# GOAL
Give back the entire listing verbatim.
>>>>
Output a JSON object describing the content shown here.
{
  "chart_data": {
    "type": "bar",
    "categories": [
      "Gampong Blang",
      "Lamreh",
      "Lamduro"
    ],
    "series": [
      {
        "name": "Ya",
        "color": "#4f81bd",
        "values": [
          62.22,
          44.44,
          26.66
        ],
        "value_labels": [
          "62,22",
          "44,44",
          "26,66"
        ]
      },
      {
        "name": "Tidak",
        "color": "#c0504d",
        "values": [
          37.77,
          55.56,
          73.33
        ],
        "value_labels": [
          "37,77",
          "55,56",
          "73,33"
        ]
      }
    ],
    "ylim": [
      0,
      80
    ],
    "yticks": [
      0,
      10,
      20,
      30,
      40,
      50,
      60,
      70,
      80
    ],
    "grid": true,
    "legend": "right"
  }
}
<<<<
# EXERCISE RESPONSE
Output a JSON object describing the content shown here.
{
  "chart_data": {
    "type": "bar",
    "categories": [
      "Gampong Blang",
      "Lamreh",
      "Lamduro"
    ],
    "series": [
      {
        "name": "Ya",
        "color": "#4f81bd",
        "values": [
          62.22,
          44.44,
          26.66
        ],
        "value_labels": [
          "62,22",
          "44,44",
          "26,66"
        ]
      },
      {
        "name": "Tidak",
        "color": "#c0504d",
        "values": [
          37.77,
          55.56,
          73.33
        ],
        "value_labels": [
          "37,77",
          "55,56",
          "73,33"
        ]
      }
    ],
    "ylim": [
      0,
      80
    ],
    "yticks": [
      0,
      10,
      20,
      30,
      40,
      50,
      60,
      70,
      80
    ],
    "grid": true,
    "legend": "right"
  }
}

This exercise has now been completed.